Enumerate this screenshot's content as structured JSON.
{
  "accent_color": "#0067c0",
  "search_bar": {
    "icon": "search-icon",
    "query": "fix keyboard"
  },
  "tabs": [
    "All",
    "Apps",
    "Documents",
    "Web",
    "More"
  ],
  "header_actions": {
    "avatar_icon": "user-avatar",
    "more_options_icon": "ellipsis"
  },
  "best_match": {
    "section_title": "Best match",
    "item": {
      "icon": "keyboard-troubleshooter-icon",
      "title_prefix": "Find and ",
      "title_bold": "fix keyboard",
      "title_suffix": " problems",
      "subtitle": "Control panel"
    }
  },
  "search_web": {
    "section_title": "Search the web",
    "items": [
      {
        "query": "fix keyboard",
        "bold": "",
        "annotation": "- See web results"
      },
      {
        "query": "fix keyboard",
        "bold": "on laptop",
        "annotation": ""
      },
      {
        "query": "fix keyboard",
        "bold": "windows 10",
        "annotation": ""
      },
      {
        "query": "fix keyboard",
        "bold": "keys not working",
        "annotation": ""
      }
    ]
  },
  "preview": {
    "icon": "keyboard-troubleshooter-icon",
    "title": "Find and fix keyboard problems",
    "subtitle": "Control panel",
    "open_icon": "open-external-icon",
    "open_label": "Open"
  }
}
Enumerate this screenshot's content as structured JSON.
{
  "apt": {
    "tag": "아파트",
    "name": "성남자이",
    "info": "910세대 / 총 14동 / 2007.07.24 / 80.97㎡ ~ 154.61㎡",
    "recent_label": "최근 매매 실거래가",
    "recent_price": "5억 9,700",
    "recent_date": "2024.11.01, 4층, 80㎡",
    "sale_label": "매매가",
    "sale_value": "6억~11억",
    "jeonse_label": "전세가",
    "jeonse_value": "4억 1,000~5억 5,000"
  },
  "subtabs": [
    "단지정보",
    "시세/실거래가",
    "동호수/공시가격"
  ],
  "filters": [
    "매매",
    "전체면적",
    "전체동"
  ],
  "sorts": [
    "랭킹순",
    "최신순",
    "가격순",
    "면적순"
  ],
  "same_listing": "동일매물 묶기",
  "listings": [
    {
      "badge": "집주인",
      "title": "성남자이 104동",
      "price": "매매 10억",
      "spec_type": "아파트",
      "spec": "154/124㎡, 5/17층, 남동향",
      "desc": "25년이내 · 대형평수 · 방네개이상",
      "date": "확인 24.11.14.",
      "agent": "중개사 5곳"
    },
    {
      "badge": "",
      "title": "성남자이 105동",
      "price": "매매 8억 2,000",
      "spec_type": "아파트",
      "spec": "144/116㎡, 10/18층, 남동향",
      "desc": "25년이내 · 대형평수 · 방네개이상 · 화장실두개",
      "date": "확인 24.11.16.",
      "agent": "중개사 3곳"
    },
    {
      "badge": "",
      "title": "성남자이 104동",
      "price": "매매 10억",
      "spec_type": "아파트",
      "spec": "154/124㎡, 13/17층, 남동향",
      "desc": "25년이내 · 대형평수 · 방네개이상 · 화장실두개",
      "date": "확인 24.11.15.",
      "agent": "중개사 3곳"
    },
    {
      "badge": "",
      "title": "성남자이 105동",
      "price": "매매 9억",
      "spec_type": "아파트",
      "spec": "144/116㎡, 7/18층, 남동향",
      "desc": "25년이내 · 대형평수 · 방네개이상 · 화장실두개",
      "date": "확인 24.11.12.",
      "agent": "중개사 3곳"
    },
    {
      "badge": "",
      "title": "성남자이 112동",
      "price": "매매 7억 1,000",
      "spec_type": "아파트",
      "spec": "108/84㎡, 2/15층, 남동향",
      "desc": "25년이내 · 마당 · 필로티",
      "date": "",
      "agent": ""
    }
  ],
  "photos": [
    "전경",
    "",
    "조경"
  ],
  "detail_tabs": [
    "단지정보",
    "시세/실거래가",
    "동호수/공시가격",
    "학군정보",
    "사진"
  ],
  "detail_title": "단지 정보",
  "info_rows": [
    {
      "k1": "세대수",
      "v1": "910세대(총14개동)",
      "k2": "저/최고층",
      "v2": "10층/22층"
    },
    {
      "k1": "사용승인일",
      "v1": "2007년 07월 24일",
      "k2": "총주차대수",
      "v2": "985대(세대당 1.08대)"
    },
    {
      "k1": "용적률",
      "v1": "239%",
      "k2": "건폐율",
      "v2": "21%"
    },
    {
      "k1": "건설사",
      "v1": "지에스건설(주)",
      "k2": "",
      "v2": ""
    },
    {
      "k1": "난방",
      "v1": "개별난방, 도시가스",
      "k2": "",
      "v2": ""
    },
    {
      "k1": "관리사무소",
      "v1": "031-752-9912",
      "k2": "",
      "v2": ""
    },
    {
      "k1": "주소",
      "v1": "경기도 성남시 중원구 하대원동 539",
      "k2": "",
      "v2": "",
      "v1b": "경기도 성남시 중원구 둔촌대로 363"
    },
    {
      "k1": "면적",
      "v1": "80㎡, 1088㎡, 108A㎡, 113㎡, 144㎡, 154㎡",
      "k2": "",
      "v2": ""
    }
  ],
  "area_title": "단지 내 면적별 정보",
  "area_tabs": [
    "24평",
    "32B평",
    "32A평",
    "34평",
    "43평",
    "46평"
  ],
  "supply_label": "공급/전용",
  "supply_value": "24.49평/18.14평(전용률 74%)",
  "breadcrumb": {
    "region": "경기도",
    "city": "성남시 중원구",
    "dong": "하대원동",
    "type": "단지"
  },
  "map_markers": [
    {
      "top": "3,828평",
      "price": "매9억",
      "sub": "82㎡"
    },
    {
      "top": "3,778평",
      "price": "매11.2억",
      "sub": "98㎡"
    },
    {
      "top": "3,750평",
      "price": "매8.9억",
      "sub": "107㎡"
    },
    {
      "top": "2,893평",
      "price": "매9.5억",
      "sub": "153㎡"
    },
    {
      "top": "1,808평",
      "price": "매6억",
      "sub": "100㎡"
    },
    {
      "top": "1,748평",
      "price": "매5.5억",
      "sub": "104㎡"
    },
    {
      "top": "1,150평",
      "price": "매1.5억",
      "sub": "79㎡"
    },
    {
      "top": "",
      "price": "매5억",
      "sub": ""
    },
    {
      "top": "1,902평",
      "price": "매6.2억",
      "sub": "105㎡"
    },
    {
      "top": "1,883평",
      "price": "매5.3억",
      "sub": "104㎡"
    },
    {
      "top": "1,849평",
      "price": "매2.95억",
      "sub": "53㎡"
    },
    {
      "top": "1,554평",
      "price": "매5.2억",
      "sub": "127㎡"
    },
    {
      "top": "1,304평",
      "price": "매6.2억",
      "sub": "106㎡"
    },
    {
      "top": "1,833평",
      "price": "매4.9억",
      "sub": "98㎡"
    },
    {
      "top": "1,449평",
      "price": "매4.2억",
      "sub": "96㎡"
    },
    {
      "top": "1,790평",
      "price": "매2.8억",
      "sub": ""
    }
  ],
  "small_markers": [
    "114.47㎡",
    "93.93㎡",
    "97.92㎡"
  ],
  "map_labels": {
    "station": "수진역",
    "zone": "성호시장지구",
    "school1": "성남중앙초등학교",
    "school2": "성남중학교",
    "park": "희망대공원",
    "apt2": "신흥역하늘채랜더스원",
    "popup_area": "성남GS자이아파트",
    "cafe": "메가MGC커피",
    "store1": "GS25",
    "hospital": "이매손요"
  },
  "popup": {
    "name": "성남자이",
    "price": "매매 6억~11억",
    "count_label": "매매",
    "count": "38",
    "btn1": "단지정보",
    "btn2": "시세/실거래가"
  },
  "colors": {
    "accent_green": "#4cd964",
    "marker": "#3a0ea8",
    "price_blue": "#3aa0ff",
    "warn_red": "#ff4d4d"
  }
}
◆ ◆ ◆
Task objective: Copy out every line of the material above that mentions the word "panel".

Solution for this problem:
      "subtitle": "Control panel"
    "subtitle": "Control panel",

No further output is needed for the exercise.